(Records from a collection of figures)
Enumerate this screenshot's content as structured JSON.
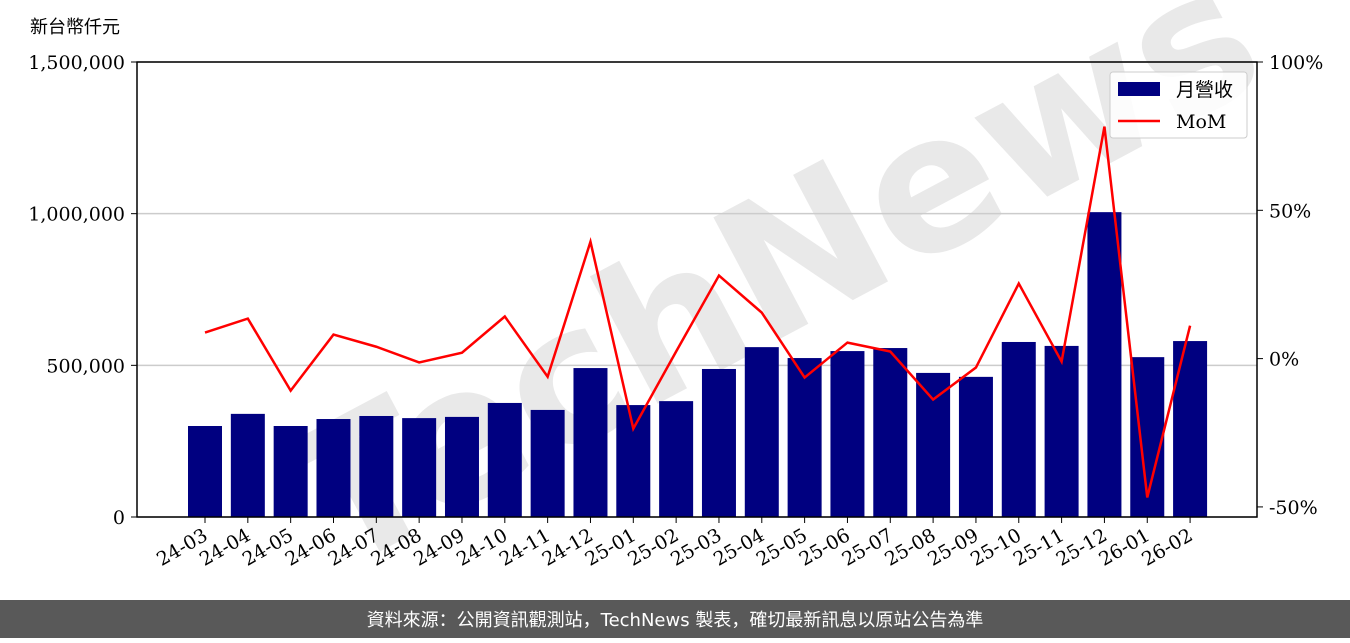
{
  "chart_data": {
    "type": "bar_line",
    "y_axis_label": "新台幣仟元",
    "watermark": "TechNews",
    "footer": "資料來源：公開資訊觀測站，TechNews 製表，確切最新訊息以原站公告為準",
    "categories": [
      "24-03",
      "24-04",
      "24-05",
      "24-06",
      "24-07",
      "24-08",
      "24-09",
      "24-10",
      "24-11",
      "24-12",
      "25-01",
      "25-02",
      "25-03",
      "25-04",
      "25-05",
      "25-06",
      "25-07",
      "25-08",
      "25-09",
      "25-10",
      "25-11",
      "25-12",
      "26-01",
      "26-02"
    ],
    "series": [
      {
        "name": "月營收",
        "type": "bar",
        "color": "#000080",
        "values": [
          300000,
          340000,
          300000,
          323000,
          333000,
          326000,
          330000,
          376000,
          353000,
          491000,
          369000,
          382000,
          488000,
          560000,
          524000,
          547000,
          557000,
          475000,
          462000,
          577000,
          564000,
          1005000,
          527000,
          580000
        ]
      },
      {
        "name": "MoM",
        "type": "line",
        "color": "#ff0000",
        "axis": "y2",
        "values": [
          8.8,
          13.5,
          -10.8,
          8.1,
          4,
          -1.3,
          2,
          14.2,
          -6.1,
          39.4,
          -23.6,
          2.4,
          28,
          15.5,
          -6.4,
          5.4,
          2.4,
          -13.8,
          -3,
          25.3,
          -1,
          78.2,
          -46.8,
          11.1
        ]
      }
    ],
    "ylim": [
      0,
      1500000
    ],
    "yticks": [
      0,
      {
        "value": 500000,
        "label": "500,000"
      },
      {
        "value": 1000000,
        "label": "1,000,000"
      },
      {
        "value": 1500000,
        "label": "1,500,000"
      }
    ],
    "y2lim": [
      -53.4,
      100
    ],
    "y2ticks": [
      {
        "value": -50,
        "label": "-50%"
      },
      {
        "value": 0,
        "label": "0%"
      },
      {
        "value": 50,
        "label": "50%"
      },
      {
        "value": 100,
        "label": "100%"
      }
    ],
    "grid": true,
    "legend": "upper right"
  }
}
...
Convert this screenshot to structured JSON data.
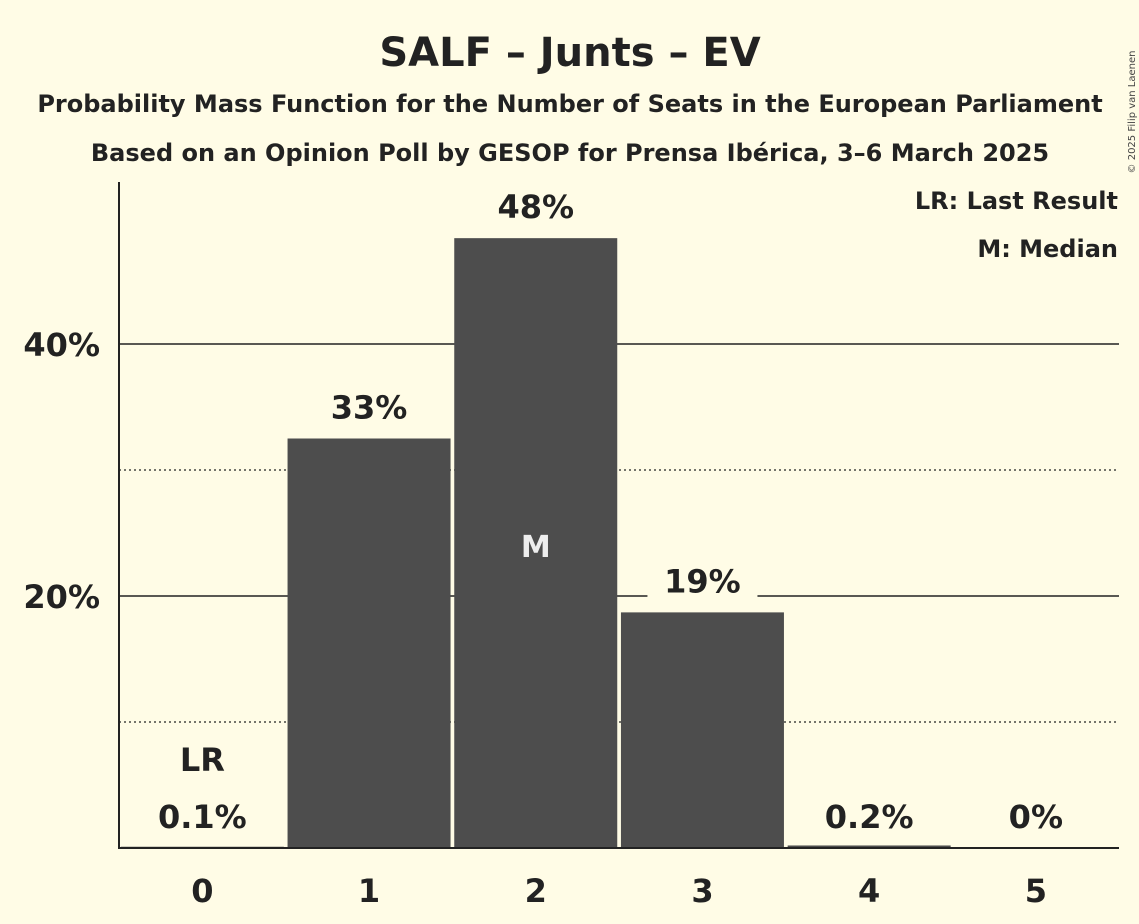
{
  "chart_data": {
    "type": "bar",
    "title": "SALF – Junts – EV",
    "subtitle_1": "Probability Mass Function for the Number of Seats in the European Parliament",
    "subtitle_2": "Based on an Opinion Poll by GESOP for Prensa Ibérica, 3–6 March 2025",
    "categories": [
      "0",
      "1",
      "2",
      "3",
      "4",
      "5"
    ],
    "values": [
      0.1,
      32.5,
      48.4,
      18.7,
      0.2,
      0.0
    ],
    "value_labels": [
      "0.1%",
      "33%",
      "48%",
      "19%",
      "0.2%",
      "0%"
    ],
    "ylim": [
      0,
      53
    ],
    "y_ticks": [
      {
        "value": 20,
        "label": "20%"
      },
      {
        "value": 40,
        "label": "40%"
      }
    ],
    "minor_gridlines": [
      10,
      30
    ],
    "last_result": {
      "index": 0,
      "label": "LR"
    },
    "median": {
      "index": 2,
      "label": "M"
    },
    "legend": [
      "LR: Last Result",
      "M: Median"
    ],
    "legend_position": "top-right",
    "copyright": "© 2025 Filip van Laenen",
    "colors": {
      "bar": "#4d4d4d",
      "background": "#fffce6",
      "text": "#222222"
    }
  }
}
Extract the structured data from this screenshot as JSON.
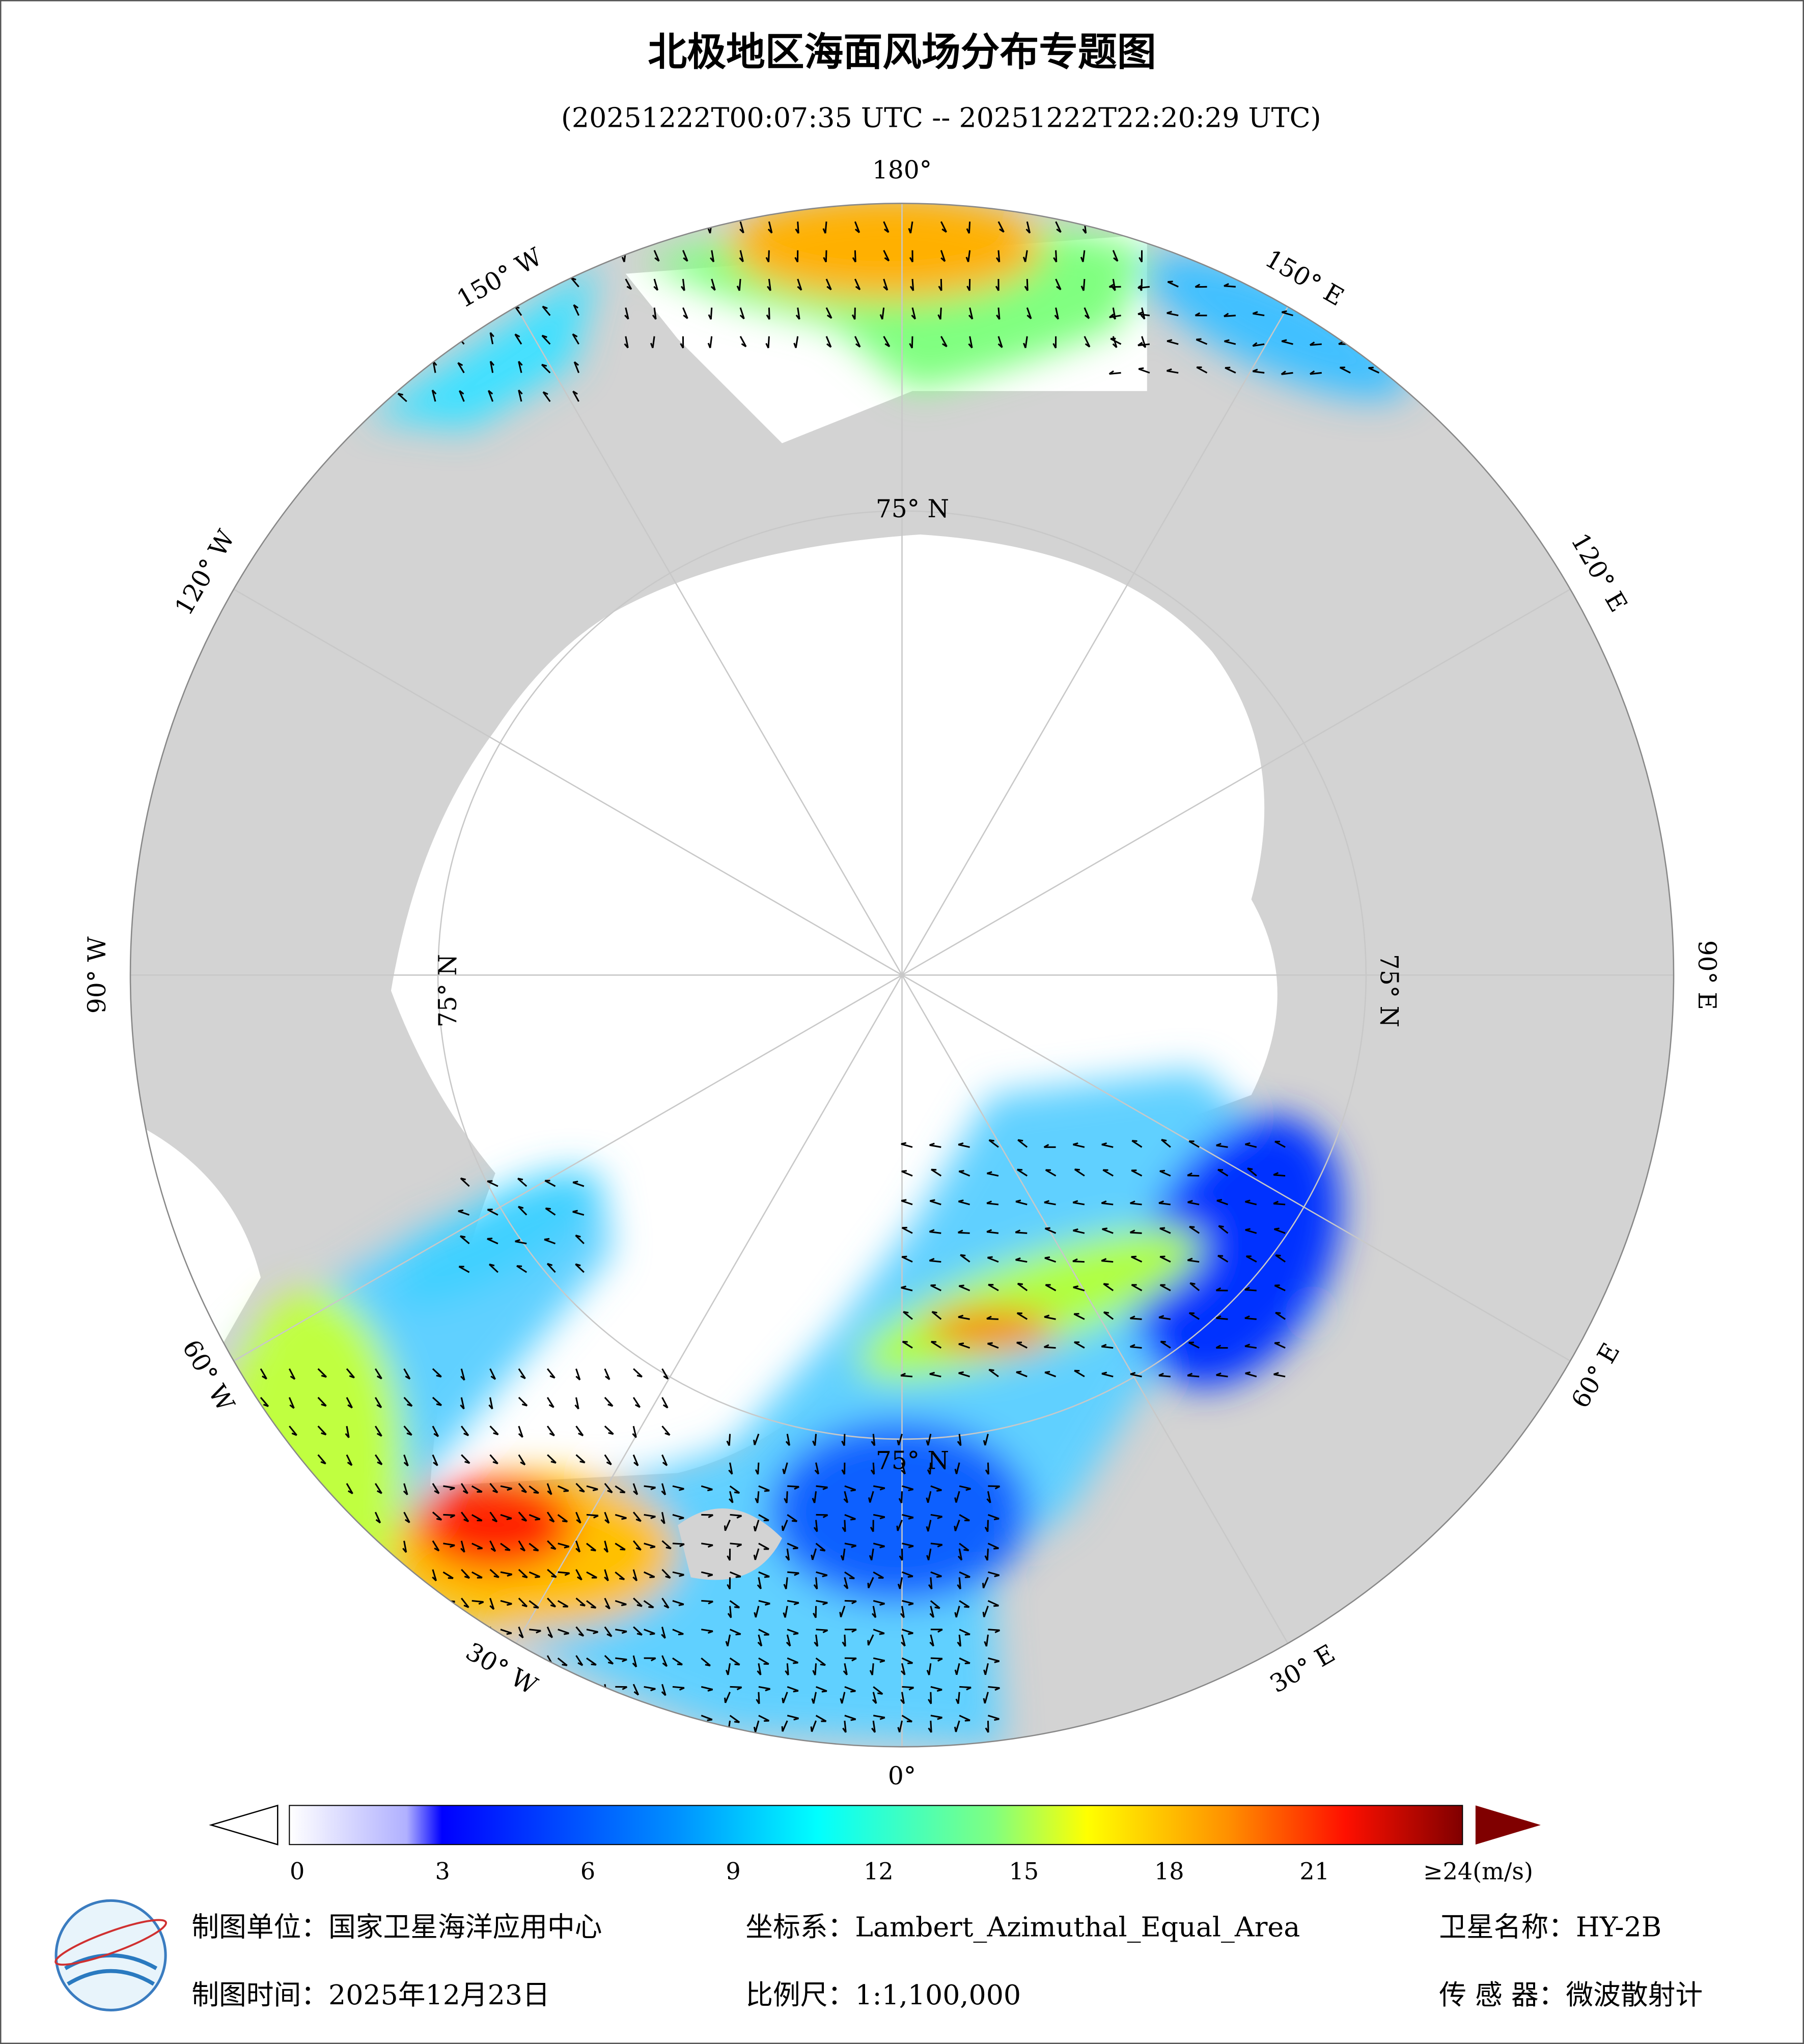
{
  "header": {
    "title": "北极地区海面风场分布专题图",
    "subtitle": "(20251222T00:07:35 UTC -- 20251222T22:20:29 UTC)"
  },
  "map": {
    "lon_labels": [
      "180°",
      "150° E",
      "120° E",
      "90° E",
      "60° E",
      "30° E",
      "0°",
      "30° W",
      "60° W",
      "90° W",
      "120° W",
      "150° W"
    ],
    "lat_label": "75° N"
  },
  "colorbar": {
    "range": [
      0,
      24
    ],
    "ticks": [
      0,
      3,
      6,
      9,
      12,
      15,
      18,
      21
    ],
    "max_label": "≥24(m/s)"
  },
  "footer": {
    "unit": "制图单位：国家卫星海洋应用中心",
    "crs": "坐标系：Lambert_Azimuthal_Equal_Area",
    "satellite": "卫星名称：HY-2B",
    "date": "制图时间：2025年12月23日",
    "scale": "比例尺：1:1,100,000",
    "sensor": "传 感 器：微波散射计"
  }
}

--- Exercise brief ---
Pick out and copy the lines of the entries that hold the string "this".

--- Answer to the task ---
Enumerate this screenshot's content as structured JSON.
Convert this screenshot to structured JSON data.
Extract the structured data from this screenshot as JSON.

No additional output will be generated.